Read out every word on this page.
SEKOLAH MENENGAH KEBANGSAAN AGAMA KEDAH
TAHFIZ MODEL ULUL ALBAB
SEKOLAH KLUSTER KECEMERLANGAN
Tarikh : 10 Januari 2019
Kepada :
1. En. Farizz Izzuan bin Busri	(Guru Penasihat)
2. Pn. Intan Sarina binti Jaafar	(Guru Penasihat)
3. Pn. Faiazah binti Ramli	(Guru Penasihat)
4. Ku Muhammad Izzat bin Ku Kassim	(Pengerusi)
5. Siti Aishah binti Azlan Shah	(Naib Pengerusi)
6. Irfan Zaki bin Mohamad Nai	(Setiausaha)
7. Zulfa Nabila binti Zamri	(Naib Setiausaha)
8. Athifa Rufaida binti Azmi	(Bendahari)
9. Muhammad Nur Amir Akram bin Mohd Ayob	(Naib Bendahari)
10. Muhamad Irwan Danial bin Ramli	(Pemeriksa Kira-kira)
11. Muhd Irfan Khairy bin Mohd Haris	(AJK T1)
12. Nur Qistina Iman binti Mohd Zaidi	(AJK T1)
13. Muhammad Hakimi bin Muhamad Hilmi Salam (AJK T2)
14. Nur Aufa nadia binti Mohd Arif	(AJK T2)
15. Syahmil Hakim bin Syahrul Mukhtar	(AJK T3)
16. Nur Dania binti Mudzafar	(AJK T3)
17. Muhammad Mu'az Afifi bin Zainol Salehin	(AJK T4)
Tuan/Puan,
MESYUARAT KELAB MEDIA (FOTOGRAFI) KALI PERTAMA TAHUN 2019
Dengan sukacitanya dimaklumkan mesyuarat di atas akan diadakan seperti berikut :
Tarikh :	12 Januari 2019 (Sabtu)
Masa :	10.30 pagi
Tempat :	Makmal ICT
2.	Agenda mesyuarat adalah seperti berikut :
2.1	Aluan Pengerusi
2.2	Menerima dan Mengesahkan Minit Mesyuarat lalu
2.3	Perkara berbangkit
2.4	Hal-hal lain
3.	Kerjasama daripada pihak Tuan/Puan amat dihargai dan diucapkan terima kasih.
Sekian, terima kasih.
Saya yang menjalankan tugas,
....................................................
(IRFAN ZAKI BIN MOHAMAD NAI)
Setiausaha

+---+

> [Task statement]: Transcribe all of the lines in the records precisely.

> [Task solution]:
Read out every word on this page.
SEKOLAH MENENGAH KEBANGSAAN AGAMA KEDAH
TAHFIZ MODEL ULUL ALBAB
SEKOLAH KLUSTER KECEMERLANGAN
Tarikh : 10 Januari 2019
Kepada :
1. En. Farizz Izzuan bin Busri	(Guru Penasihat)
2. Pn. Intan Sarina binti Jaafar	(Guru Penasihat)
3. Pn. Faiazah binti Ramli	(Guru Penasihat)
4. Ku Muhammad Izzat bin Ku Kassim	(Pengerusi)
5. Siti Aishah binti Azlan Shah	(Naib Pengerusi)
6. Irfan Zaki bin Mohamad Nai	(Setiausaha)
7. Zulfa Nabila binti Zamri	(Naib Setiausaha)
8. Athifa Rufaida binti Azmi	(Bendahari)
9. Muhammad Nur Amir Akram bin Mohd Ayob	(Naib Bendahari)
10. Muhamad Irwan Danial bin Ramli	(Pemeriksa Kira-kira)
11. Muhd Irfan Khairy bin Mohd Haris	(AJK T1)
12. Nur Qistina Iman binti Mohd Zaidi	(AJK T1)
13. Muhammad Hakimi bin Muhamad Hilmi Salam (AJK T2)
14. Nur Aufa nadia binti Mohd Arif	(AJK T2)
15. Syahmil Hakim bin Syahrul Mukhtar	(AJK T3)
16. Nur Dania binti Mudzafar	(AJK T3)
17. Muhammad Mu'az Afifi bin Zainol Salehin	(AJK T4)
Tuan/Puan,
MESYUARAT KELAB MEDIA (FOTOGRAFI) KALI PERTAMA TAHUN 2019
Dengan sukacitanya dimaklumkan mesyuarat di atas akan diadakan seperti berikut :
Tarikh :	12 Januari 2019 (Sabtu)
Masa :	10.30 pagi
Tempat :	Makmal ICT
2.	Agenda mesyuarat adalah seperti berikut :
2.1	Aluan Pengerusi
2.2	Menerima dan Mengesahkan Minit Mesyuarat lalu
2.3	Perkara berbangkit
2.4	Hal-hal lain
3.	Kerjasama daripada pihak Tuan/Puan amat dihargai dan diucapkan terima kasih.
Sekian, terima kasih.
Saya yang menjalankan tugas,
....................................................
(IRFAN ZAKI BIN MOHAMAD NAI)
Setiausaha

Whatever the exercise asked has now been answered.